Duplicate these lines from the records below, beginning at the line that contains "pen-4[interactable] <box>187 88 215 104</box>" and stopping after the line that contains "menu-vista[interactable]: Vista <box>253".
#### Supplied records ####
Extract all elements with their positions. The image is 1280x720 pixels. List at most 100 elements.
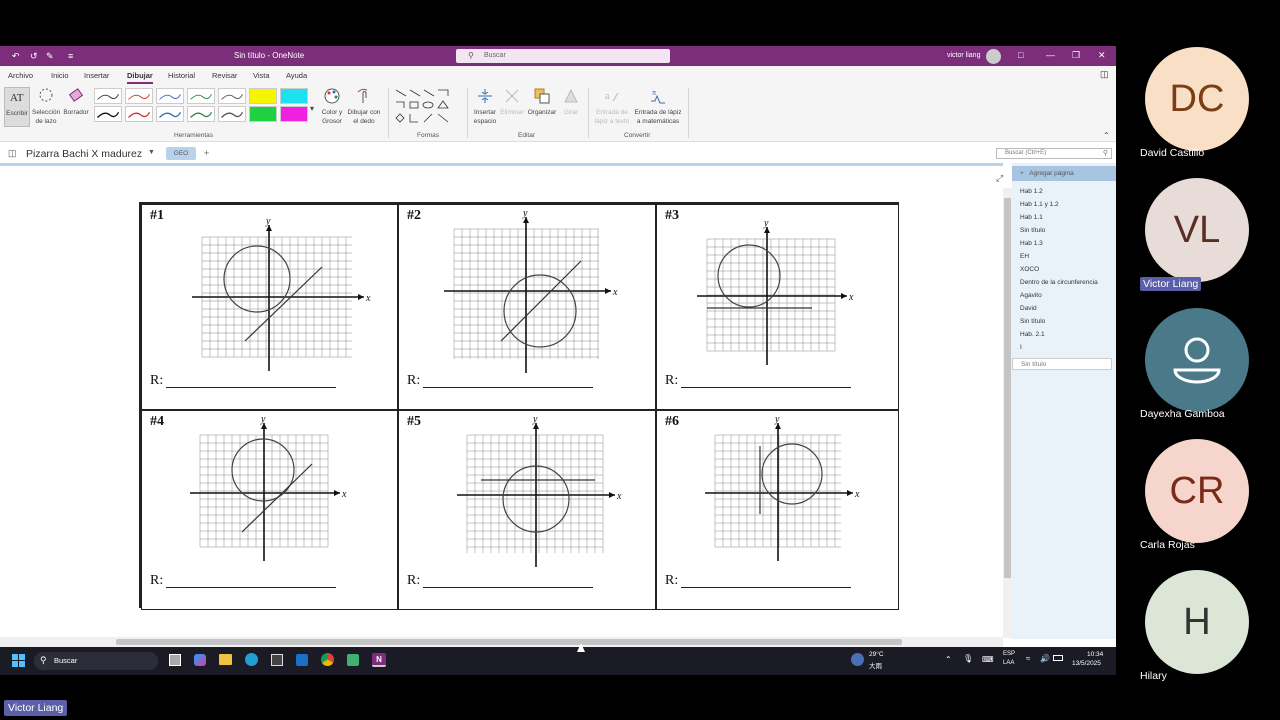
pen-4[interactable] <box>187 88 215 104</box>
page-item[interactable]: Hab 1.2 <box>1020 188 1043 195</box>
back-icon[interactable]: ↶ <box>12 51 20 62</box>
collapse-ribbon-icon[interactable]: ⌃ <box>1103 131 1110 140</box>
pen-1[interactable] <box>94 88 122 104</box>
insertar-espacio-button[interactable]: Insertar espacio <box>471 87 499 126</box>
page-item[interactable]: Sin título <box>1020 227 1045 234</box>
pen-9[interactable] <box>187 106 215 122</box>
edge-icon[interactable] <box>245 653 258 666</box>
keyboard-icon[interactable]: ⌨ <box>982 655 994 664</box>
participant-avatar[interactable]: H <box>1145 570 1249 674</box>
menu-vista[interactable]: Vista <box>253 71 270 80</box>
battery-icon[interactable] <box>1053 655 1063 661</box>
store-icon[interactable] <box>271 654 283 666</box>
notebook-pane-icon[interactable]: ◫ <box>1100 69 1109 80</box>
page-item[interactable]: Hab 1.1 <box>1020 214 1043 221</box>
minimize-icon[interactable]: — <box>1046 50 1055 60</box>
vertical-scrollbar[interactable] <box>1003 188 1012 638</box>
pen-5[interactable] <box>218 88 246 104</box>
customize-icon[interactable]: ≡ <box>68 51 73 61</box>
eliminar-button[interactable]: Eliminar <box>499 87 525 117</box>
lapiz-texto-button[interactable]: a Entrada de lápiz a texto <box>592 87 632 126</box>
copilot-icon[interactable] <box>194 654 206 666</box>
ribbon-display-icon[interactable]: □ <box>1018 50 1023 60</box>
page-item[interactable]: XOCO <box>1020 266 1039 273</box>
page-canvas[interactable]: ⤢ #1 x y R: #2 x y R: #3 x y R: #4 x y R: #5 x y R: #6 x y R: <box>0 163 1003 639</box>
girar-button[interactable]: Girar <box>559 87 583 117</box>
notebook-name[interactable]: Pizarra Bachi X madurez <box>26 148 142 160</box>
menu-insertar[interactable]: Insertar <box>84 71 109 80</box>
menu-archivo[interactable]: Archivo <box>8 71 33 80</box>
page-item-selected[interactable]: Sin título <box>1012 358 1112 370</box>
user-name[interactable]: victor liang <box>947 52 980 59</box>
page-item[interactable]: Dentro de la circunferencia <box>1020 279 1098 286</box>
lazo-button[interactable]: Selección de lazo <box>32 87 60 126</box>
pens-more-icon[interactable]: ▾ <box>310 104 314 113</box>
participant-avatar[interactable]: CR <box>1145 439 1249 543</box>
app-icon[interactable] <box>347 654 359 666</box>
menu-dibujar[interactable]: Dibujar <box>127 71 153 84</box>
language-secondary[interactable]: LAA <box>1003 660 1014 666</box>
user-avatar[interactable] <box>986 49 1001 64</box>
expand-icon[interactable]: ⤢ <box>996 173 1003 184</box>
menu-revisar[interactable]: Revisar <box>212 71 237 80</box>
vertical-scroll-thumb[interactable] <box>1004 198 1011 578</box>
pen-10[interactable] <box>218 106 246 122</box>
organizar-button[interactable]: Organizar <box>526 87 558 117</box>
participant-avatar[interactable] <box>1145 308 1249 412</box>
highlighter-cyan[interactable] <box>280 88 308 104</box>
horizontal-scrollbar[interactable] <box>0 637 1003 647</box>
pen-7[interactable] <box>125 106 153 122</box>
escribir-button[interactable]: AT Escribir <box>4 87 30 127</box>
menu-inicio[interactable]: Inicio <box>51 71 69 80</box>
borrador-button[interactable]: Borrador <box>62 87 90 117</box>
file-explorer-icon[interactable] <box>219 654 232 665</box>
dibujar-dedo-button[interactable]: Dibujar con el dedo <box>346 87 382 126</box>
participant-avatar[interactable]: VL <box>1145 178 1249 282</box>
shapes-gallery[interactable] <box>394 88 462 126</box>
page-item[interactable]: EH <box>1020 253 1029 260</box>
participant-avatar[interactable]: DC <box>1145 47 1249 151</box>
page-item[interactable]: Sin título <box>1020 318 1045 325</box>
clock-time[interactable]: 10:34 <box>1087 651 1103 658</box>
language-primary[interactable]: ESP <box>1003 651 1015 657</box>
pen-2[interactable] <box>125 88 153 104</box>
windows-start-icon[interactable] <box>12 654 25 667</box>
page-item[interactable]: Hab. 2.1 <box>1020 331 1045 338</box>
clock-date[interactable]: 13/5/2025 <box>1072 660 1101 667</box>
pen-8[interactable] <box>156 106 184 122</box>
page-item[interactable]: I <box>1020 344 1022 351</box>
highlighter-magenta[interactable] <box>280 106 308 122</box>
pen-mode-icon[interactable]: ✎ <box>46 51 54 62</box>
menu-historial[interactable]: Historial <box>168 71 195 80</box>
page-search-box[interactable]: Buscar (Ctrl+E) ⚲ <box>996 148 1112 159</box>
highlighter-yellow[interactable] <box>249 88 277 104</box>
close-icon[interactable]: ✕ <box>1098 50 1106 61</box>
chrome-icon[interactable] <box>321 653 334 666</box>
tab-geo[interactable]: GEO <box>166 147 196 160</box>
title-search-box[interactable]: ⚲ Buscar <box>456 49 670 63</box>
color-grosor-button[interactable]: Color y Grosor <box>319 87 345 126</box>
page-item[interactable]: Hab 1.3 <box>1020 240 1043 247</box>
add-section-button[interactable]: + <box>204 148 209 158</box>
page-item[interactable]: David <box>1020 305 1037 312</box>
wifi-icon[interactable]: ≈ <box>1026 654 1030 663</box>
menu-ayuda[interactable]: Ayuda <box>286 71 307 80</box>
microphone-icon[interactable]: 🎙 <box>963 654 973 663</box>
page-item[interactable]: Hab 1.1 y 1.2 <box>1020 201 1059 208</box>
horizontal-scroll-thumb[interactable] <box>116 639 902 645</box>
outlook-icon[interactable] <box>296 654 308 666</box>
task-view-icon[interactable] <box>169 654 181 666</box>
taskbar-search[interactable]: ⚲ Buscar <box>34 652 158 670</box>
add-page-button[interactable]: + Agregar página <box>1012 166 1116 181</box>
notebook-dropdown-icon[interactable]: ▼ <box>148 149 155 156</box>
pen-3[interactable] <box>156 88 184 104</box>
lapiz-matematicas-button[interactable]: π Entrada de lápiz a matemáticas <box>632 87 684 126</box>
undo-icon[interactable]: ↺ <box>30 51 38 62</box>
highlighter-green[interactable] <box>249 106 277 122</box>
volume-icon[interactable]: 🔊 <box>1040 654 1050 663</box>
onenote-taskbar-icon[interactable]: N <box>372 653 386 667</box>
pen-6[interactable] <box>94 106 122 122</box>
maximize-icon[interactable]: ❐ <box>1072 50 1080 61</box>
tray-chevron-icon[interactable]: ⌃ <box>945 655 952 664</box>
page-item[interactable]: Agavito <box>1020 292 1042 299</box>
####
● Answer to this problem
pen-4[interactable] <box>187 88 215 104</box>
page-item[interactable]: Hab 1.2 <box>1020 188 1043 195</box>
back-icon[interactable]: ↶ <box>12 51 20 62</box>
collapse-ribbon-icon[interactable]: ⌃ <box>1103 131 1110 140</box>
pen-1[interactable] <box>94 88 122 104</box>
insertar-espacio-button[interactable]: Insertar espacio <box>471 87 499 126</box>
page-item[interactable]: Sin título <box>1020 227 1045 234</box>
pen-9[interactable] <box>187 106 215 122</box>
edge-icon[interactable] <box>245 653 258 666</box>
keyboard-icon[interactable]: ⌨ <box>982 655 994 664</box>
participant-avatar[interactable]: H <box>1145 570 1249 674</box>
menu-vista[interactable]: Vista <box>253 71 270 80</box>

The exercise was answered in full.